Scan the data below. Pull out each line where "Advisors" occurs.

[Start Input material]

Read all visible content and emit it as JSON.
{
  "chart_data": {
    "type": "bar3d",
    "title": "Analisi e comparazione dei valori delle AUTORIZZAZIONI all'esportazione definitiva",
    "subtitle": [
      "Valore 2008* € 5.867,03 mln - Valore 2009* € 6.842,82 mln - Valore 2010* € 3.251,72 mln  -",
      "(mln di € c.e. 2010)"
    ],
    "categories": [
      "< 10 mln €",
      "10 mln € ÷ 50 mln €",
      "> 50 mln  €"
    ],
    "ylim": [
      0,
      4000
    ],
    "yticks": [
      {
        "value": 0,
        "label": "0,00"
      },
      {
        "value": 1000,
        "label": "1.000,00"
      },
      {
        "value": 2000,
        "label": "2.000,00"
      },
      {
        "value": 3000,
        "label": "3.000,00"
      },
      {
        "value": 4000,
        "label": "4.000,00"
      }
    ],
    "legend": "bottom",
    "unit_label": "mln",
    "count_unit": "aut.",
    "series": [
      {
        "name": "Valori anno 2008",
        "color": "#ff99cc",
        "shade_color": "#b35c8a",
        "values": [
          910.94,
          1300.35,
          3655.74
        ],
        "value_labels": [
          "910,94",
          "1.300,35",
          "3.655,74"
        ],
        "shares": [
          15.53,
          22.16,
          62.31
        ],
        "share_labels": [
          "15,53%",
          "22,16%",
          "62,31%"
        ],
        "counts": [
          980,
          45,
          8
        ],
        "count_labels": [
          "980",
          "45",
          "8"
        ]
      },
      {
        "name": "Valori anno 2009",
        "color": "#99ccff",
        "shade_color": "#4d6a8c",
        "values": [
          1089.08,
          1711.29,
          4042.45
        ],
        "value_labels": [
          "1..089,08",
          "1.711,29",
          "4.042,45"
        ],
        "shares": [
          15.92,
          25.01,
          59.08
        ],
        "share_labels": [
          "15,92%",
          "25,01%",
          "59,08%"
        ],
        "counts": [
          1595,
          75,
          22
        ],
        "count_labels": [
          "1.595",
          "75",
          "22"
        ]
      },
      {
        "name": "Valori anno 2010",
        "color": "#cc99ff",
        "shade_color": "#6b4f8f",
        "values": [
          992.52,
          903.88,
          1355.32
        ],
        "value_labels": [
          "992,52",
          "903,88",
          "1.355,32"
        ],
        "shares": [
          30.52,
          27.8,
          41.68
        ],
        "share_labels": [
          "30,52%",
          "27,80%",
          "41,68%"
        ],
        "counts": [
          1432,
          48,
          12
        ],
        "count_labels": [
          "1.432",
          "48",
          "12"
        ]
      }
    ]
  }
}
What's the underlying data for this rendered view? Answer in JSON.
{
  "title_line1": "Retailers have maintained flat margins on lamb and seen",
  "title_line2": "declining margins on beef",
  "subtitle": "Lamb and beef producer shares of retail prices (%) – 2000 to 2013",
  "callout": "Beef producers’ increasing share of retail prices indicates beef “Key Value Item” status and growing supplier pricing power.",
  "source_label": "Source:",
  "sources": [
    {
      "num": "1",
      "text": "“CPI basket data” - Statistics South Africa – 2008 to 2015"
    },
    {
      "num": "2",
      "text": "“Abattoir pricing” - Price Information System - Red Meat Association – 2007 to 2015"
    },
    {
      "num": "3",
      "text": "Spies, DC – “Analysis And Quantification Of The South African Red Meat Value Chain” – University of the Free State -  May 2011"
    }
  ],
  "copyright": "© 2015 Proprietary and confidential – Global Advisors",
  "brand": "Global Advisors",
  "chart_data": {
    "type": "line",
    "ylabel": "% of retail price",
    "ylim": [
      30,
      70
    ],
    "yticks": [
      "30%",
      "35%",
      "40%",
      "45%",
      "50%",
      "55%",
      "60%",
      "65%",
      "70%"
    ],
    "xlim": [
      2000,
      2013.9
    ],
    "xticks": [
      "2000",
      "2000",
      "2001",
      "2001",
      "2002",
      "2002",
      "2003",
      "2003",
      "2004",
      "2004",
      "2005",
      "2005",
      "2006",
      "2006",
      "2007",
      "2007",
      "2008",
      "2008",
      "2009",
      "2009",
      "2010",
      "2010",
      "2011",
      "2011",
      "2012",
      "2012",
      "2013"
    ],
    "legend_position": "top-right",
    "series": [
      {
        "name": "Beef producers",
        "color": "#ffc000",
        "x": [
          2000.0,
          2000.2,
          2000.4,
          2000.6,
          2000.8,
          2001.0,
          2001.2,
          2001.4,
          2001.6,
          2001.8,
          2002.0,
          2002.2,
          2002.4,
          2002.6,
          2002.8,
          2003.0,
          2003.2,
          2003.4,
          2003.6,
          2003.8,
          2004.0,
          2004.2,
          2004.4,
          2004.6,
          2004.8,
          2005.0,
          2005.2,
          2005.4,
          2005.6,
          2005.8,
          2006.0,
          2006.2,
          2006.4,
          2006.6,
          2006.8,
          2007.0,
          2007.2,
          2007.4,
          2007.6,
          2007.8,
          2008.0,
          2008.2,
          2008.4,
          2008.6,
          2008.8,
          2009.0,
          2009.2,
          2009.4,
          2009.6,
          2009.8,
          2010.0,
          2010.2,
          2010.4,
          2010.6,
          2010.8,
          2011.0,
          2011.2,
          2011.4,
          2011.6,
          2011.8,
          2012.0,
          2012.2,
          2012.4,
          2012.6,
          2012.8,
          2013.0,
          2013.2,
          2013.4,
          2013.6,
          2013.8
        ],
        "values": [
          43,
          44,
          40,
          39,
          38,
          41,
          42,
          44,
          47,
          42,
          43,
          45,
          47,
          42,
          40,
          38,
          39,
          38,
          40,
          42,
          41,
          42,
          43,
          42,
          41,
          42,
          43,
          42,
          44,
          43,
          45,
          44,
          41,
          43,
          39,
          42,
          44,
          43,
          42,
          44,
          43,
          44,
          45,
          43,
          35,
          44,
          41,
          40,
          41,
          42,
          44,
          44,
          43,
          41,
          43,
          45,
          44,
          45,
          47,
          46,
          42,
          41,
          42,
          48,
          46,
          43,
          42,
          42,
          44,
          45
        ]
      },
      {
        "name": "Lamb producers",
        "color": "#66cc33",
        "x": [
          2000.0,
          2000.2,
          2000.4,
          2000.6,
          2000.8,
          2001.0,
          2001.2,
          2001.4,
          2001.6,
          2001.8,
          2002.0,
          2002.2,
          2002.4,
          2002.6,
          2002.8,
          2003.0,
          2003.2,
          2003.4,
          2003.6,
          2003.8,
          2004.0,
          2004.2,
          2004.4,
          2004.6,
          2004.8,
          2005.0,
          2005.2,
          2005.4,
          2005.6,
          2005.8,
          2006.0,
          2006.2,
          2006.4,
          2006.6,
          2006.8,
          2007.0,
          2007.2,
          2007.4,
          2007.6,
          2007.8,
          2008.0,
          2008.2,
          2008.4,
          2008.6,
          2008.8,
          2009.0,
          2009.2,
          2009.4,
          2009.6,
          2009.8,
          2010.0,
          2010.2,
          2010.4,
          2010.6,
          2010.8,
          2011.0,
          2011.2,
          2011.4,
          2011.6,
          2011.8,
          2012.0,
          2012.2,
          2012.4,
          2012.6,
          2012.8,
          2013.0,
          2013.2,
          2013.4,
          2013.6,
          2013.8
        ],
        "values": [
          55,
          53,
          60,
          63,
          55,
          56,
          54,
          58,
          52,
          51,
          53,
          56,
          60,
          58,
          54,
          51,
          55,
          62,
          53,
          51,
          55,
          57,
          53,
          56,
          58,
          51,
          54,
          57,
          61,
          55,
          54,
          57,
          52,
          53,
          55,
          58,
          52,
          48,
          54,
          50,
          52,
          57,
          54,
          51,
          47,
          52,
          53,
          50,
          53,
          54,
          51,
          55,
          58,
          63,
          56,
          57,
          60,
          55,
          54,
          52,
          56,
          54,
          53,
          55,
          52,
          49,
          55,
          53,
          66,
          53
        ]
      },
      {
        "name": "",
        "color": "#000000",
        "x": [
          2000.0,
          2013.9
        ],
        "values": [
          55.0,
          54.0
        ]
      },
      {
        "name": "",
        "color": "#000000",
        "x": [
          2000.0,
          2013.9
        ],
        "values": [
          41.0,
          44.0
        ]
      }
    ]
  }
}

[End Input material]

* Correct result
  "copyright": "© 2015 Proprietary and confidential – Global Advisors",
  "brand": "Global Advisors",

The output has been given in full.